> _DESCRIPTION OF THE TASK_:
Find every line with "Score" in it, then report how many there are and nothing more.

> _DATA FOR THE TASK_:
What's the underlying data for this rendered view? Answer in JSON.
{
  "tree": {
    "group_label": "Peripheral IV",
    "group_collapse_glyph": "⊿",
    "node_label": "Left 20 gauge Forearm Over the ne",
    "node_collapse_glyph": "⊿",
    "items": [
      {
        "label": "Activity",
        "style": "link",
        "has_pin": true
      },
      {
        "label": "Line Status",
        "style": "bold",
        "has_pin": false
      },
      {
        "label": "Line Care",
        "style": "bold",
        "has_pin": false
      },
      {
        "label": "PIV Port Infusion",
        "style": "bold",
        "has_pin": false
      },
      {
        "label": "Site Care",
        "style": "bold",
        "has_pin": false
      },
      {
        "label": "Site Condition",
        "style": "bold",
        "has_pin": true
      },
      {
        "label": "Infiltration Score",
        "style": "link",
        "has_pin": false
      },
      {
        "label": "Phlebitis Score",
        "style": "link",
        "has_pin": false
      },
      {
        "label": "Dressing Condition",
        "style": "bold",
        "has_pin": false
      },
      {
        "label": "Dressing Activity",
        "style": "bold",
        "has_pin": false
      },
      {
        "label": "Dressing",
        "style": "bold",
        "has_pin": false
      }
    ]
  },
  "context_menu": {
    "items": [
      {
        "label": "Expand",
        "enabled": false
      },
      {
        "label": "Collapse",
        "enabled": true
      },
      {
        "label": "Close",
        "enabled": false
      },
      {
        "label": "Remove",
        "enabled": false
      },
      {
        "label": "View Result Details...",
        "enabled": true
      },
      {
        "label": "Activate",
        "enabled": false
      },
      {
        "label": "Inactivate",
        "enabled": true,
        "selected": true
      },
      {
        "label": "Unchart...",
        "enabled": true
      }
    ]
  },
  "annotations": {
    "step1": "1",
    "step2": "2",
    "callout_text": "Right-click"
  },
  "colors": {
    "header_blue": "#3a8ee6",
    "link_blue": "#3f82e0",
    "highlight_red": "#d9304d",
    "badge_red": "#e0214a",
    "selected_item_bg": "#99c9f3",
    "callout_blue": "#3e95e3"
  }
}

> _ANSWER TO THIS EXERCISE_:
2